THE EXERCISE | Duplicate the data between the line containing "I need the location" and the line containing "y-tick-label: -2 xyxy=(122,733,150,770)", inclusive, leaving out the pictures.

SUPPLIED MATERIAL |
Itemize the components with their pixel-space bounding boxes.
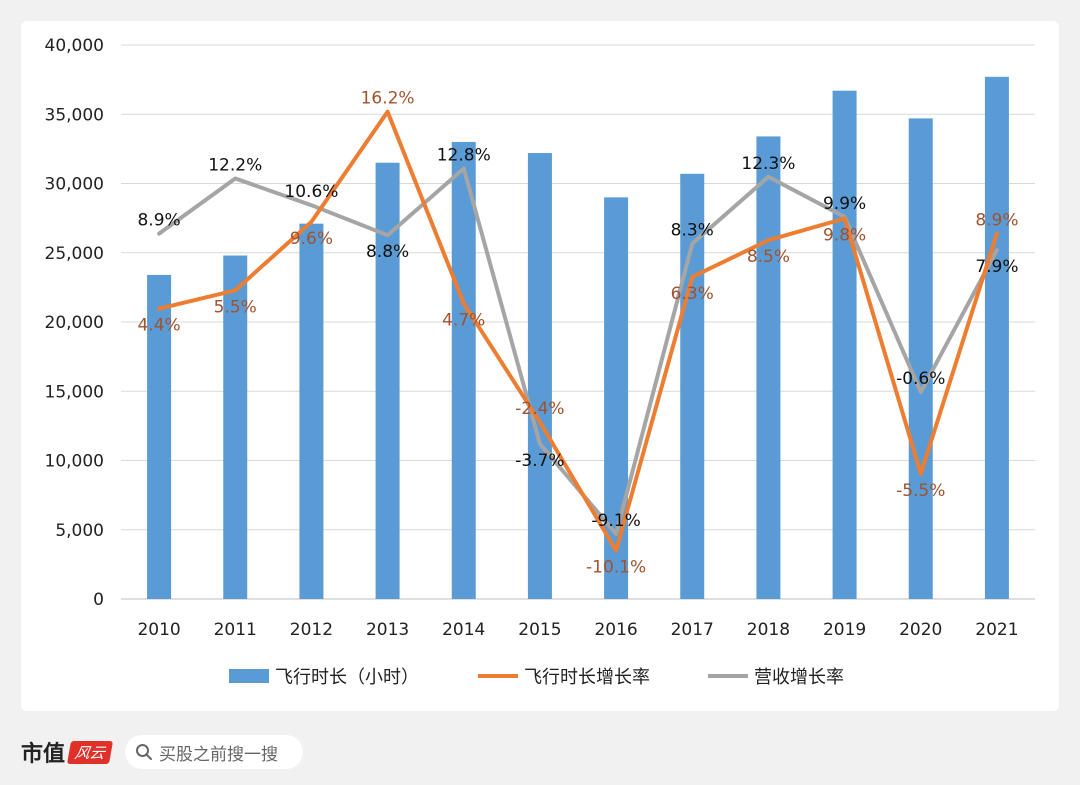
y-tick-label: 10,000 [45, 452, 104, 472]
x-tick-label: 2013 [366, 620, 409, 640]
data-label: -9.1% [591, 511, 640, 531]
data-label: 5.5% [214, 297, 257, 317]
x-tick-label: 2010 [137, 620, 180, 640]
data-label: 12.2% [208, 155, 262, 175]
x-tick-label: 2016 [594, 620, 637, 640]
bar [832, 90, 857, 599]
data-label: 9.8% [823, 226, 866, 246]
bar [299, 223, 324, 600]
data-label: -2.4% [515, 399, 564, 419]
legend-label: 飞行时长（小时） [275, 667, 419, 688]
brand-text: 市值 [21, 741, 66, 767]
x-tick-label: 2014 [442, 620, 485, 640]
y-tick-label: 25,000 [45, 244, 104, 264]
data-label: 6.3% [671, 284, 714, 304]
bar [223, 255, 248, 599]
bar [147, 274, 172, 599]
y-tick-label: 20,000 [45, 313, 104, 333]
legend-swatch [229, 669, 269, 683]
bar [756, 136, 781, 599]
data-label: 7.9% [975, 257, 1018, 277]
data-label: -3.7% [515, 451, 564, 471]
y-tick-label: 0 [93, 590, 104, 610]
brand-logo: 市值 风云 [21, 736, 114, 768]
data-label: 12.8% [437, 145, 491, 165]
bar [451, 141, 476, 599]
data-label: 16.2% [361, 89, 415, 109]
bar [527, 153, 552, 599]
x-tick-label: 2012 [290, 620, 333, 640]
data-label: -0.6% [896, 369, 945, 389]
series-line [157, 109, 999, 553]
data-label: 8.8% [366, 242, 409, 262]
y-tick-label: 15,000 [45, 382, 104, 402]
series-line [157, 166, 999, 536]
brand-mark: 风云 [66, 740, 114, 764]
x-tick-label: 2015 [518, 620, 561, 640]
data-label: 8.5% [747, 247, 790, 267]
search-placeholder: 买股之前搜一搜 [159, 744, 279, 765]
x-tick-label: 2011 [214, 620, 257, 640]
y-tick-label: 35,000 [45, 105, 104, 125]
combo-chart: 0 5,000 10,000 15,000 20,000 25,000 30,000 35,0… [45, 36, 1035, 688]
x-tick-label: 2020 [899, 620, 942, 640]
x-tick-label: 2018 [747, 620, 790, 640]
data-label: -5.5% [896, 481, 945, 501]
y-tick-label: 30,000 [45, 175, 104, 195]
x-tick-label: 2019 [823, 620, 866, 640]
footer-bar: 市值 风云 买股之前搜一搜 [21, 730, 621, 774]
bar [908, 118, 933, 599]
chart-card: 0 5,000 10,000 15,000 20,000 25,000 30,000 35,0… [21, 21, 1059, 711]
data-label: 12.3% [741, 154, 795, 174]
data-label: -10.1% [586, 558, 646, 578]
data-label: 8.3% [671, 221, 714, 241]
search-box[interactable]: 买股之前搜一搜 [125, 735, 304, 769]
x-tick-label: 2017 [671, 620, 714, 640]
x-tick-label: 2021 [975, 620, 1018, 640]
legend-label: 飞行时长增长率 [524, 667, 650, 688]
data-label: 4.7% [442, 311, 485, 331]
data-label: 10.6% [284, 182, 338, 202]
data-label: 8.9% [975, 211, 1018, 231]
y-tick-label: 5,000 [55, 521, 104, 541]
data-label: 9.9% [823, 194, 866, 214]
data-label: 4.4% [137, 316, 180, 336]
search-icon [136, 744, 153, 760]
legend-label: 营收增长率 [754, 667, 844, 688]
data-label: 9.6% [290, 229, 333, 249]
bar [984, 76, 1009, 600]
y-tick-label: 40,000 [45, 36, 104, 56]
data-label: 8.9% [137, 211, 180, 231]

...

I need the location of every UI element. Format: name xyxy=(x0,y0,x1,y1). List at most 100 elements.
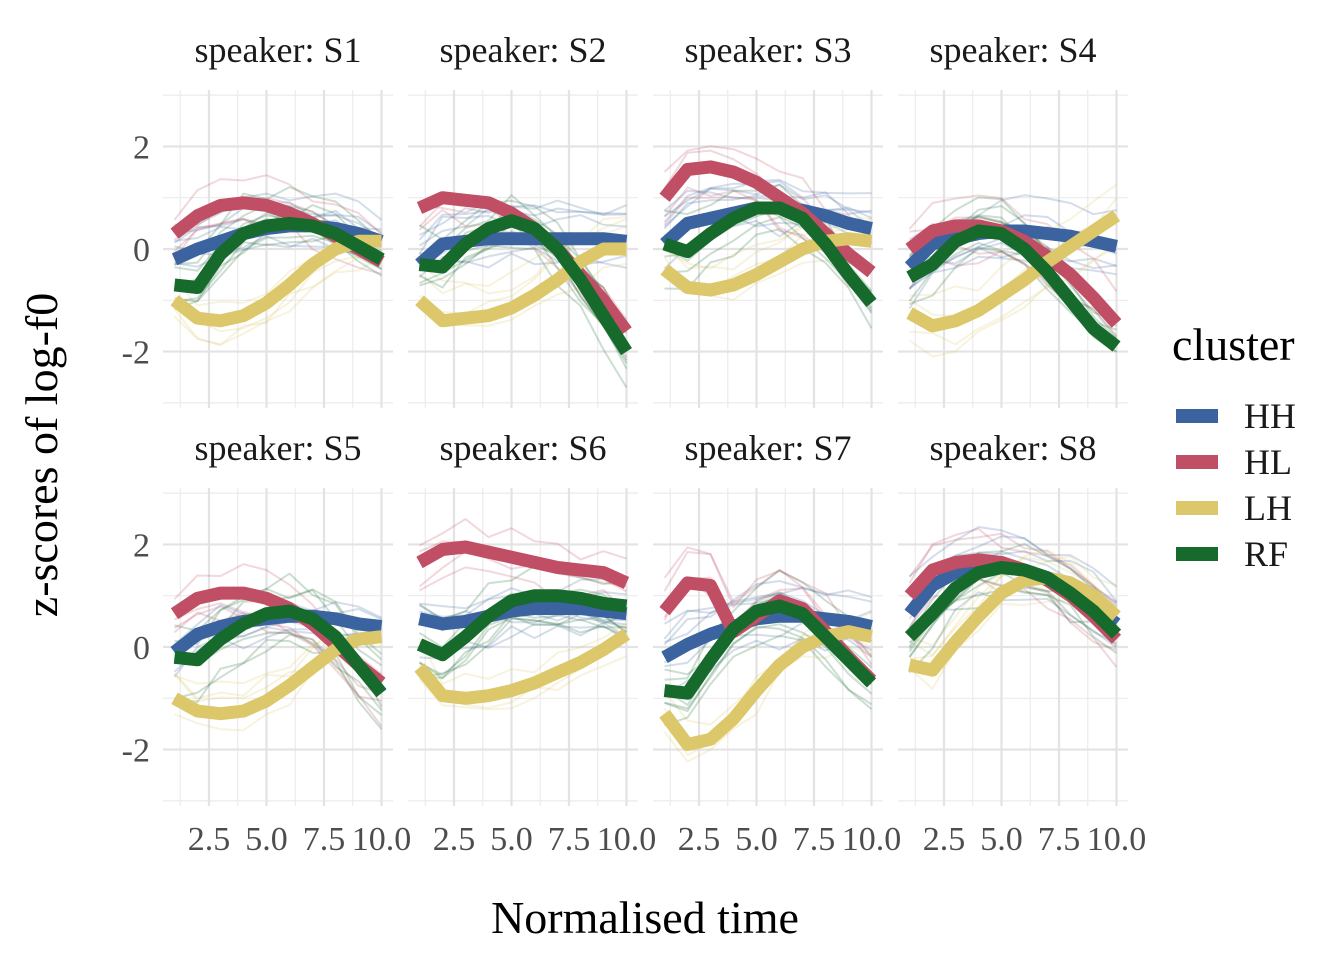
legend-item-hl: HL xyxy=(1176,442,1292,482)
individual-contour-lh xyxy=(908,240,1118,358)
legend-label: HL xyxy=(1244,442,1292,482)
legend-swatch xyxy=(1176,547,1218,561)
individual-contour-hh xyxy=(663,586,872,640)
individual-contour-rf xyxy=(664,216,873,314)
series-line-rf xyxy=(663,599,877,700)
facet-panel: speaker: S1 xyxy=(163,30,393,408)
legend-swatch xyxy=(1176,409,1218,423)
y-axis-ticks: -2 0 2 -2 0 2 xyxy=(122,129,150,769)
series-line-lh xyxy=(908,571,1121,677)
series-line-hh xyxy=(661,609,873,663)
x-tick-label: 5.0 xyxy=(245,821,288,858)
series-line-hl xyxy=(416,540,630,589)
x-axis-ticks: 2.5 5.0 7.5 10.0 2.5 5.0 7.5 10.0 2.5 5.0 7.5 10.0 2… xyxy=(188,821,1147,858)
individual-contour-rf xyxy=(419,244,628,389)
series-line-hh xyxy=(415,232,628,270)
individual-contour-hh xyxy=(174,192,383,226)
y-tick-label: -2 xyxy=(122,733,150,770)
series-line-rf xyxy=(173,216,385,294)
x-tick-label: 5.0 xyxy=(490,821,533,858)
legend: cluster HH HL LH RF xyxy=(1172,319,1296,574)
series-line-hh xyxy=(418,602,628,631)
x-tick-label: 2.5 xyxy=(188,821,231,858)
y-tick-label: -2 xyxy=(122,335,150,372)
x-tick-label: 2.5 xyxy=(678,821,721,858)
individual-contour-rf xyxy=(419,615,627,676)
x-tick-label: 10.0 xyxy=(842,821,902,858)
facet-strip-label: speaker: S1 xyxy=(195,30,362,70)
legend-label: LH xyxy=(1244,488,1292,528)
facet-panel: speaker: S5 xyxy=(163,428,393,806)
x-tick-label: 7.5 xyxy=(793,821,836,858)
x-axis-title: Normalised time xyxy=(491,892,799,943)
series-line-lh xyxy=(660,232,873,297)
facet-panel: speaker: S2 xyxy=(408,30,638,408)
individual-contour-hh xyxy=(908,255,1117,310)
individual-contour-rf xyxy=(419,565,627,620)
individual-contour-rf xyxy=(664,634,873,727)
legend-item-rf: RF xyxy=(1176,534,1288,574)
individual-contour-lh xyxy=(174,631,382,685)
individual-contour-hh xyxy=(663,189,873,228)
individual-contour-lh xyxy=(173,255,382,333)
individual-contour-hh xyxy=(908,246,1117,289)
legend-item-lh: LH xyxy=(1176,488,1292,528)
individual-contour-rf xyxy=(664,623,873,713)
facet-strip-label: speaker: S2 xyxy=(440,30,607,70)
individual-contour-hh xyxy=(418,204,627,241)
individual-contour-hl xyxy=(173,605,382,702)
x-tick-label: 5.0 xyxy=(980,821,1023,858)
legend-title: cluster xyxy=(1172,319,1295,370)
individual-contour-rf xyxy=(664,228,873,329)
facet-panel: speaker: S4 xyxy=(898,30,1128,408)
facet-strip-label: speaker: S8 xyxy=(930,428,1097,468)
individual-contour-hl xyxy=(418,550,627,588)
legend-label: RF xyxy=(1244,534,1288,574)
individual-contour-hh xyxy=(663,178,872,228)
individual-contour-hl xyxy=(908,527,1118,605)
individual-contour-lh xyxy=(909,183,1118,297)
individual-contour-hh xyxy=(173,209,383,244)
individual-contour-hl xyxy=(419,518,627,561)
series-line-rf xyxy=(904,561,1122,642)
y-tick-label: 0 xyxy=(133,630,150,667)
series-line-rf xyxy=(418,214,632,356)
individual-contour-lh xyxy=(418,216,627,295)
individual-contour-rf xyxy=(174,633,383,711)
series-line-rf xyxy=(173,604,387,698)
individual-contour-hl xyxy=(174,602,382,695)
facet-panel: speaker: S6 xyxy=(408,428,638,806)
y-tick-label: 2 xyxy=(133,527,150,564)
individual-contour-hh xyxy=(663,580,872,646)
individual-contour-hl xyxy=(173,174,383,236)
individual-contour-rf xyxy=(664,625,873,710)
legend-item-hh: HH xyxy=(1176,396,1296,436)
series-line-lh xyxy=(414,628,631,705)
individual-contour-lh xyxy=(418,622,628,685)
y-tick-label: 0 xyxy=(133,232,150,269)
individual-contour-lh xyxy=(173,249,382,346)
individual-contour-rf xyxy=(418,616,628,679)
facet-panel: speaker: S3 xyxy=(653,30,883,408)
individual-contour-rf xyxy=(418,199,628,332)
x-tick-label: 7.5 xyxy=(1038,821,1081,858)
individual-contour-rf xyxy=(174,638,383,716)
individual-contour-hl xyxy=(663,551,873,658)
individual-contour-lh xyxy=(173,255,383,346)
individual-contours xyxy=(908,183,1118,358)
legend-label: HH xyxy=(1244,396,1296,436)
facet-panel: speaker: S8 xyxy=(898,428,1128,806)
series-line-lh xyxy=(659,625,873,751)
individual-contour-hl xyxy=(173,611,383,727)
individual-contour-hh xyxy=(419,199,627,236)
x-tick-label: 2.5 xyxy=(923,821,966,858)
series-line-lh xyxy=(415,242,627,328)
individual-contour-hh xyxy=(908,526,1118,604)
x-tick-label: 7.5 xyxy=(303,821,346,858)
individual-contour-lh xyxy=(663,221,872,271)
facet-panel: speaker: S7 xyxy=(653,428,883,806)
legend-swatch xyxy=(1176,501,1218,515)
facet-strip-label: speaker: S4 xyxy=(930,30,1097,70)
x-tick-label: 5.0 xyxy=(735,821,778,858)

==

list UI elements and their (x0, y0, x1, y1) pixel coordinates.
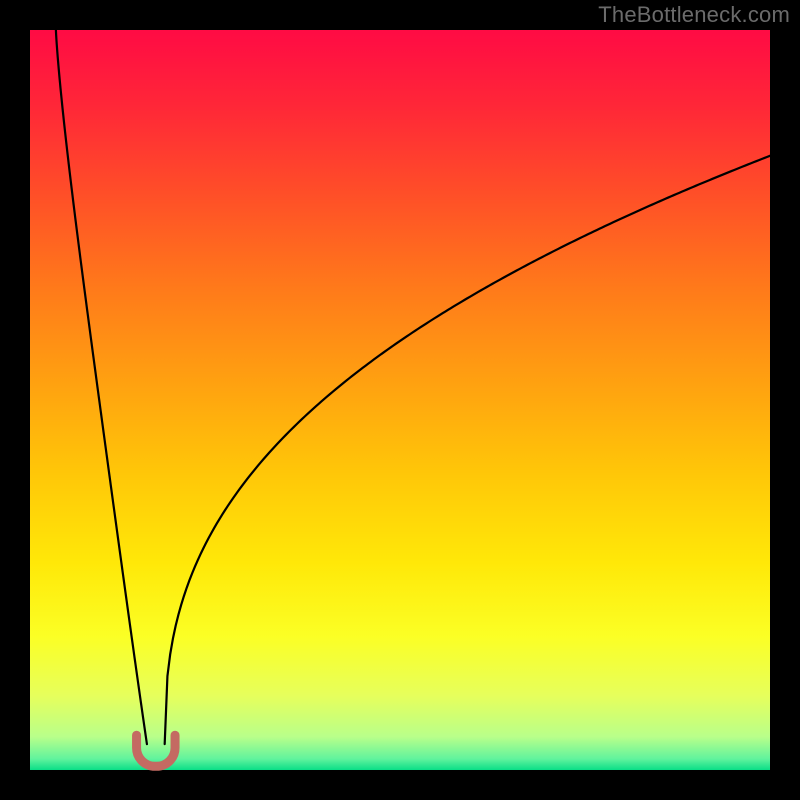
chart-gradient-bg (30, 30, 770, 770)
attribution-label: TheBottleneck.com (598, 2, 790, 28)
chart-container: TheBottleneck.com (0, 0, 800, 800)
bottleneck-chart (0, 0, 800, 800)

ANSWER TO THIS PROBLEM |
I need the location of every UI element. Format: name xyxy=(x0,y0,x1,y1). List at most 100 elements.
legend-item-hl: HL xyxy=(1176,442,1292,482)
individual-contour-lh xyxy=(908,240,1118,358)
legend-label: HL xyxy=(1244,442,1292,482)
legend-swatch xyxy=(1176,547,1218,561)
individual-contour-hh xyxy=(663,586,872,640)
individual-contour-rf xyxy=(664,216,873,314)
series-line-rf xyxy=(663,599,877,700)
facet-panel: speaker: S1 xyxy=(163,30,393,408)
legend-swatch xyxy=(1176,409,1218,423)
y-axis-ticks: -2 0 2 -2 0 2 xyxy=(122,129,150,769)
series-line-lh xyxy=(908,571,1121,677)
series-line-hh xyxy=(661,609,873,663)
x-tick-label: 5.0 xyxy=(245,821,288,858)
series-line-hl xyxy=(416,540,630,589)
x-axis-ticks: 2.5 5.0 7.5 10.0 2.5 5.0 7.5 10.0 2.5 5.0 7.5 10.0 2… xyxy=(188,821,1147,858)
individual-contour-rf xyxy=(419,244,628,389)
series-line-hh xyxy=(415,232,628,270)
individual-contour-hh xyxy=(174,192,383,226)
y-tick-label: -2 xyxy=(122,733,150,770)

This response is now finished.